Para que haya una guerra se necesita: matar la memoria, ocultar las víctimas y compartir objetivos; para que haya una central nuclear se necesita: sepultar la memoria, enterrar las víctimas y compartir intereses.
 
 
En la película de Don Siegel, La invasión de los ladrones de cuerpos, bastaba que los humanos se quedaran dormidos para que los invasores (espíritus fríos y calculadores) se apropiaran de sus cuerpos y mataran su humanidad. Sirva este excelente film como metáfora del mundo contemporáneo en el que el la guerra, la Gran Guerra, es la que se libra contra nuestras conciencias.
 
Desde el momento en que los medios de comunicación se convierten en el pilar central que sostiene el edificio de las democracias liberales, dejan de ser un instrumento en manos de la política para ser el alma del cuerpo político en su conjunto, su sustancia. Los federalistas, padres fundadores del régimen estadounidense, se decidieron por el voto universal (de la época) cuando constataron que no peligraba el gobierno de la plutocracia: la gente, convenientemente orientada, elegiría siempre a aquellos que creía más capaces o que defenderían mejor sus intereses.
 
La minoría descubrió que influir en la mayoría puede ser de gran ayuda, dijo el padre de la propaganda Bernays en 1927. Ese mismo año, Lippman -el periodista y teórico de la opinión pública que participó como corresponsal en los interrogatorios de EEUU en la primera guerra mundial-, decía que los regímenes democráticos contemporáneos no podrían sobrevivir sin los medios de comunicación. Lippman era un profeta. El poder de las masas, esa fuerza inmensa recién conquistada, debía ser dirigido para que no pusiera en peligro a los gobiernos. Los pueblos son la gran amenaza de sus gobiernos.
 
Democracia liberal y guerra forman una unidad. La misma que forman capitalismo y explotación.
 
Para que la unidad funcione es necesario que los medios de comunicación sean eficaces en su cometido: subsumir nuestra humanidad. No es fácil. La conciencia humana se atrinchera en nuestra memoria, se hace fuerte con nuestras dudas y pone bajo sospecha los mensajes. Si los nuevos seres no pueden apropiarse de nuestros cuerpos y liquidar nuestra conciencia por lo menos habrán de paralizarnos. Se necesita tiempo ya que la esencia humana tiende a la resistencia, por eso el bombardeo mediático precede a la guerra, o a los terremotos. Los medios son la forma suprema de la guerra. Por encima y antes de que los F16, aviones muy tripulados sobrevuelan todos los días nuestro espacio mental cobrándose nuevas víctimas.
 
Matar y sepultar la memoria: simplifiquemos el mundo
 
Para que pueda darse una guerra no puede haber memoria. Un terremoto es siempre único, circunstancial. La guerra también. La guerra de Libia no es como la de Iraq: hay una resolución del Consejo de Seguridad, la guerra es legal y legítima. El terremoto de Japón no fue como el de 1923, el de ahora ha sido el de mayor intensidad en la historia y ha habido un tsunami. El periodista es el gran encubridor del pasado. La historia no es información, es paisaje. En la era de la información no puede haber memoria.

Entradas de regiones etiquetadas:

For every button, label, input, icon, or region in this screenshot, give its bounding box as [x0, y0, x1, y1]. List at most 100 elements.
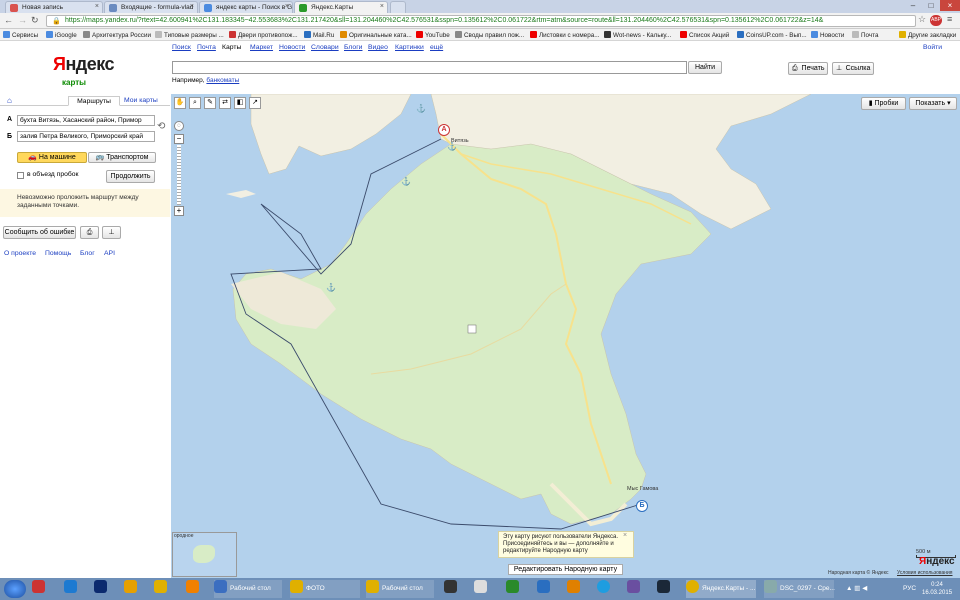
bookmark-item[interactable]: iGoogle	[46, 31, 77, 39]
share-tool-icon[interactable]: ↗	[249, 97, 261, 109]
tray-icons[interactable]: ▲ ▥ ◀	[846, 580, 867, 598]
service-link[interactable]: Видео	[368, 44, 388, 51]
reload-icon[interactable]: ↻	[31, 15, 39, 26]
star-icon[interactable]: ☆	[918, 14, 926, 25]
yandex-logo[interactable]: Яндекс	[53, 54, 115, 75]
traffic-button[interactable]: ▮ Пробки	[861, 97, 906, 110]
close-icon[interactable]: ×	[285, 3, 289, 10]
service-link[interactable]: Картинки	[395, 44, 424, 51]
service-link[interactable]: Словари	[311, 44, 339, 51]
zoom-out-button[interactable]: −	[174, 134, 184, 144]
zoom-in-button[interactable]: +	[174, 206, 184, 216]
service-link[interactable]: ещё	[430, 44, 443, 51]
service-link[interactable]: Маркет	[250, 44, 273, 51]
mode-transport-button[interactable]: 🚌 Транспортом	[88, 152, 156, 163]
terms-link[interactable]: Условия использования	[897, 570, 953, 576]
taskbar-window[interactable]: DSC_0297 - Сре...	[764, 580, 835, 598]
search-input[interactable]	[172, 61, 687, 74]
taskbar-app[interactable]	[94, 580, 110, 598]
bookmark-item[interactable]: Сервисы	[3, 31, 38, 39]
service-link[interactable]: Почта	[197, 44, 216, 51]
report-error-button[interactable]: Сообщить об ошибке	[3, 226, 76, 239]
point-b-input[interactable]: залив Петра Великого, Приморский край	[17, 131, 155, 142]
route-marker-a[interactable]: А	[438, 124, 450, 136]
taskbar-window[interactable]: Рабочий стол	[366, 580, 434, 598]
show-dropdown[interactable]: Показать ▾	[909, 97, 957, 110]
bookmark-item[interactable]: Список Акций	[680, 31, 729, 39]
extend-button[interactable]: Продолжить	[106, 170, 155, 183]
mode-car-button[interactable]: 🚗 На машине	[17, 152, 87, 163]
close-window-icon[interactable]: ×	[940, 0, 960, 11]
zoom-ruler-icon[interactable]: ◌	[174, 121, 184, 131]
bookmark-item[interactable]: Своды правил пож...	[455, 31, 524, 39]
ruler-tool-icon[interactable]: ✎	[204, 97, 216, 109]
back-icon[interactable]: ←	[4, 15, 13, 25]
taskbar-app[interactable]	[444, 580, 460, 598]
bookmark-item[interactable]: Двери противопож...	[229, 31, 298, 39]
bookmark-item[interactable]: Архитектура России	[83, 31, 151, 39]
taskbar-app[interactable]	[64, 580, 80, 598]
taskbar-app[interactable]	[506, 580, 522, 598]
start-button[interactable]	[4, 580, 26, 598]
tab-my-maps[interactable]: Мои карты	[124, 97, 158, 104]
map-view[interactable]: ⚓ ⚓ ⚓ ⚓ А Б Витязь Мыс Гамова ✋ ⌕ ✎ ⇄ ◧ …	[171, 94, 960, 578]
language-indicator[interactable]: РУС	[903, 580, 916, 598]
about-link[interactable]: О проекте	[4, 250, 36, 257]
magnifier-tool-icon[interactable]: ⌕	[189, 97, 201, 109]
maps-logo[interactable]: карты	[62, 78, 86, 87]
taskbar-app[interactable]	[597, 580, 613, 598]
bookmark-item[interactable]: Типовые размеры ...	[155, 31, 224, 39]
print-button[interactable]: ⎙ Печать	[788, 62, 828, 75]
minimize-icon[interactable]: –	[904, 0, 922, 11]
tab-google-search[interactable]: яндекс карты - Поиск в G ×	[199, 1, 293, 13]
bookmark-item[interactable]: Новости	[811, 31, 844, 39]
taskbar-app[interactable]	[567, 580, 583, 598]
taskbar-app[interactable]	[657, 580, 673, 598]
bookmark-item[interactable]: YouTube	[416, 31, 450, 39]
api-link[interactable]: API	[104, 250, 115, 257]
route-tool-icon[interactable]: ⇄	[219, 97, 231, 109]
service-link[interactable]: Блоги	[344, 44, 362, 51]
taskbar-app[interactable]	[124, 580, 140, 598]
taskbar-app[interactable]	[537, 580, 553, 598]
bookmark-item[interactable]: Листовки с номера...	[530, 31, 599, 39]
new-tab-button[interactable]	[390, 1, 406, 13]
pin-route-button[interactable]: ⊥	[102, 226, 121, 239]
close-icon[interactable]: ×	[190, 3, 194, 10]
bookmark-item[interactable]: Wot-news - Кальку...	[604, 31, 671, 39]
taskbar-window-active[interactable]: Яндекс.Карты - ...	[686, 580, 756, 598]
taskbar-window[interactable]: ФОТО	[290, 580, 360, 598]
url-input[interactable]: 🔒 https://maps.yandex.ru/?rtext=42.60094…	[46, 15, 916, 27]
bookmark-item[interactable]: Mail.Ru	[304, 31, 334, 39]
example-link[interactable]: банкоматы	[206, 77, 239, 84]
avoid-traffic-checkbox[interactable]	[17, 172, 24, 179]
print-route-button[interactable]: ⎙	[80, 226, 99, 239]
menu-icon[interactable]: ≡	[947, 14, 952, 24]
find-button[interactable]: Найти	[688, 61, 722, 74]
zoom-slider[interactable]	[177, 145, 181, 205]
taskbar-window[interactable]: Рабочий стол	[214, 580, 282, 598]
taskbar-app[interactable]	[154, 580, 170, 598]
adblock-icon[interactable]: ABP	[930, 15, 942, 26]
close-icon[interactable]: ×	[380, 3, 384, 10]
tab-yandex-maps[interactable]: Яндекс.Карты ×	[294, 1, 388, 13]
taskbar-app[interactable]	[32, 580, 48, 598]
bookmark-item[interactable]: CoinsUP.com - Вып...	[737, 31, 807, 39]
close-icon[interactable]: ×	[95, 3, 99, 10]
maximize-icon[interactable]: □	[922, 0, 940, 11]
service-link[interactable]: Новости	[279, 44, 305, 51]
taskbar-app[interactable]	[474, 580, 490, 598]
forward-icon[interactable]: →	[18, 15, 27, 25]
tab-routes[interactable]: Маршруты	[68, 96, 120, 106]
edit-map-button[interactable]: Редактировать Народную карту	[508, 564, 623, 575]
taskbar-app[interactable]	[186, 580, 202, 598]
point-a-input[interactable]: бухта Витязь, Хасанский район, Примор	[17, 115, 155, 126]
close-icon[interactable]: ×	[623, 532, 627, 539]
bookmark-folder[interactable]: Другие закладки	[899, 31, 956, 39]
hand-tool-icon[interactable]: ✋	[174, 97, 186, 109]
bookmark-item[interactable]: Почта	[852, 31, 879, 39]
bookmark-item[interactable]: Оригинальные ката...	[340, 31, 412, 39]
home-icon[interactable]: ⌂	[7, 96, 12, 105]
taskbar-app[interactable]	[627, 580, 643, 598]
layers-tool-icon[interactable]: ◧	[234, 97, 246, 109]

QUÉ HACER → Continúa el texto sobre los medios de comunicación y la guerra a partir de su última frase.

RESULTADO ESPERADO →
 
Los medios de comunicación son los primeros en establecer una zona de exclusión. Que no vuele sobre nuestras conciencias ninguna duda ni ningún recuerdo, si los hay, bombardéelos por favor. Decía Bernays en su manual de propaganda que la principal tarea de ésta es simplificar el mundo. El periodista es el “gran pacificador” –perdón-, el gran simplificador. Explica a la gente de forma simple aquello que no lo es. Los matices, las zonas grises crean dudas en el público y le hacen un ser reacio a la compra, ya sea de una mercancía o de una idea. Para que el público pueda ser guiado hay que despejar sus dudas reduciendo su campo de elección: Gadafi o el pueblo libio, Fukushima o crisis energética.
 
Hoy en día no es posible distinguir la información de la propaganda. La propaganda opera en un mundo complejo. La sociedad está fragmentada en múltiples grupos de interés, de aficiones, amigos, familiares, comunidades, ideologías… La función del buen propagandista es generar agregados alrededor de un producto o una idea. La de Libia no es una guerra sino una “operación militar para proteger a los civiles; Fukushima no es una bomba atómica en potencia sino “una enseñanza para mejorar la seguridad de nuestras centrales”. Obama es el prototipo del propagandista, comunicador y político en una sola persona, por eso el imperio sigue siendo el imperio. Para que una mercancía funcione en el mercado ha de borrar las huellas del proceso de producción que contiene, decía Marx.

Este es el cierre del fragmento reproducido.